Reproduce the entries below in full, word for word.

Stored records
────────────────────

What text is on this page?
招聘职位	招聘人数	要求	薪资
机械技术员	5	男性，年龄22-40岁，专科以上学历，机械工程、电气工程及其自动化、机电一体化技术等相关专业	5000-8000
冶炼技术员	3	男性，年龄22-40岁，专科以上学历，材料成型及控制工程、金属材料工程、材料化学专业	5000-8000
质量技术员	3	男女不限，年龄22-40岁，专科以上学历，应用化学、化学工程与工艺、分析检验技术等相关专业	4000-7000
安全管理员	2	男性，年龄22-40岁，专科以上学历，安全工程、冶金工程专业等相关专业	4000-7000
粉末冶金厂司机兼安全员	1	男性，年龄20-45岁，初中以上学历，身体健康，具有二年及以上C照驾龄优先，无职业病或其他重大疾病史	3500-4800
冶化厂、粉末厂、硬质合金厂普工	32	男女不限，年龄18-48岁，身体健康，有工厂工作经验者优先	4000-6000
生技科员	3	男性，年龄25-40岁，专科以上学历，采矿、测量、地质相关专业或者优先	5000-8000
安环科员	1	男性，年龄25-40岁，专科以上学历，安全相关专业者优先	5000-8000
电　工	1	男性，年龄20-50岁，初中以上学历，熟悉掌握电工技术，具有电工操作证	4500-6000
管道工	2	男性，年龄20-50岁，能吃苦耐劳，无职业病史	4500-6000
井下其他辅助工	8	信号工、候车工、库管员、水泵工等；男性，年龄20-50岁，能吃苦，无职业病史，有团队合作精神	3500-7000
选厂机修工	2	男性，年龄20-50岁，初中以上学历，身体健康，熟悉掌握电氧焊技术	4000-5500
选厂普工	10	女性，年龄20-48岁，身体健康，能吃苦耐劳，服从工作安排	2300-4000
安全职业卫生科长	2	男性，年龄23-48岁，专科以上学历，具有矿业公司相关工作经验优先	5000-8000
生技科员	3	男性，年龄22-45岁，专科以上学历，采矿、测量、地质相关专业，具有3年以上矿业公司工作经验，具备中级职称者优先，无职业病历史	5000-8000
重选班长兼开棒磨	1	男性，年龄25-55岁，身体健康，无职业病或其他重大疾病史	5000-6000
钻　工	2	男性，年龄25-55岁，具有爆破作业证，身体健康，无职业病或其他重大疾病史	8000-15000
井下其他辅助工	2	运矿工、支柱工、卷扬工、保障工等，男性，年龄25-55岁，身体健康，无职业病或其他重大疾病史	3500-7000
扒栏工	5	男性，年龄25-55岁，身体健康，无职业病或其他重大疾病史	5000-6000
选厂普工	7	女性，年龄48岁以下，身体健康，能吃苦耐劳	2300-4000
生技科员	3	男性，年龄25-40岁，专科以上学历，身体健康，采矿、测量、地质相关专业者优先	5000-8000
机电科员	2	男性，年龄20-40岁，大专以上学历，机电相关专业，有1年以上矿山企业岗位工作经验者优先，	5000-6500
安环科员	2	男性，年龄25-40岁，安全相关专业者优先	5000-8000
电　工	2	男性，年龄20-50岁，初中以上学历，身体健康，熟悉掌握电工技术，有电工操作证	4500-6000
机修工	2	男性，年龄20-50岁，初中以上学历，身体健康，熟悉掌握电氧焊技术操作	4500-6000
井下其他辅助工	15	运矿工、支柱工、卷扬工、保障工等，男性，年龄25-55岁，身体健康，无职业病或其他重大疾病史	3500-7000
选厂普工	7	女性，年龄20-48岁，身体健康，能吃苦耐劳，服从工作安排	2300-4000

────────────────────

(Answer for this exercise)
What text is on this page?
招聘职位	招聘人数	要求	薪资
机械技术员	5	男性，年龄22-40岁，专科以上学历，机械工程、电气工程及其自动化、机电一体化技术等相关专业	5000-8000
冶炼技术员	3	男性，年龄22-40岁，专科以上学历，材料成型及控制工程、金属材料工程、材料化学专业	5000-8000
质量技术员	3	男女不限，年龄22-40岁，专科以上学历，应用化学、化学工程与工艺、分析检验技术等相关专业	4000-7000
安全管理员	2	男性，年龄22-40岁，专科以上学历，安全工程、冶金工程专业等相关专业	4000-7000
粉末冶金厂司机兼安全员	1	男性，年龄20-45岁，初中以上学历，身体健康，具有二年及以上C照驾龄优先，无职业病或其他重大疾病史	3500-4800
冶化厂、粉末厂、硬质合金厂普工	32	男女不限，年龄18-48岁，身体健康，有工厂工作经验者优先	4000-6000
生技科员	3	男性，年龄25-40岁，专科以上学历，采矿、测量、地质相关专业或者优先	5000-8000
安环科员	1	男性，年龄25-40岁，专科以上学历，安全相关专业者优先	5000-8000
电　工	1	男性，年龄20-50岁，初中以上学历，熟悉掌握电工技术，具有电工操作证	4500-6000
管道工	2	男性，年龄20-50岁，能吃苦耐劳，无职业病史	4500-6000
井下其他辅助工	8	信号工、候车工、库管员、水泵工等；男性，年龄20-50岁，能吃苦，无职业病史，有团队合作精神	3500-7000
选厂机修工	2	男性，年龄20-50岁，初中以上学历，身体健康，熟悉掌握电氧焊技术	4000-5500
选厂普工	10	女性，年龄20-48岁，身体健康，能吃苦耐劳，服从工作安排	2300-4000
安全职业卫生科长	2	男性，年龄23-48岁，专科以上学历，具有矿业公司相关工作经验优先	5000-8000
生技科员	3	男性，年龄22-45岁，专科以上学历，采矿、测量、地质相关专业，具有3年以上矿业公司工作经验，具备中级职称者优先，无职业病历史	5000-8000
重选班长兼开棒磨	1	男性，年龄25-55岁，身体健康，无职业病或其他重大疾病史	5000-6000
钻　工	2	男性，年龄25-55岁，具有爆破作业证，身体健康，无职业病或其他重大疾病史	8000-15000
井下其他辅助工	2	运矿工、支柱工、卷扬工、保障工等，男性，年龄25-55岁，身体健康，无职业病或其他重大疾病史	3500-7000
扒栏工	5	男性，年龄25-55岁，身体健康，无职业病或其他重大疾病史	5000-6000
选厂普工	7	女性，年龄48岁以下，身体健康，能吃苦耐劳	2300-4000
生技科员	3	男性，年龄25-40岁，专科以上学历，身体健康，采矿、测量、地质相关专业者优先	5000-8000
机电科员	2	男性，年龄20-40岁，大专以上学历，机电相关专业，有1年以上矿山企业岗位工作经验者优先，	5000-6500
安环科员	2	男性，年龄25-40岁，安全相关专业者优先	5000-8000
电　工	2	男性，年龄20-50岁，初中以上学历，身体健康，熟悉掌握电工技术，有电工操作证	4500-6000
机修工	2	男性，年龄20-50岁，初中以上学历，身体健康，熟悉掌握电氧焊技术操作	4500-6000
井下其他辅助工	15	运矿工、支柱工、卷扬工、保障工等，男性，年龄25-55岁，身体健康，无职业病或其他重大疾病史	3500-7000
选厂普工	7	女性，年龄20-48岁，身体健康，能吃苦耐劳，服从工作安排	2300-4000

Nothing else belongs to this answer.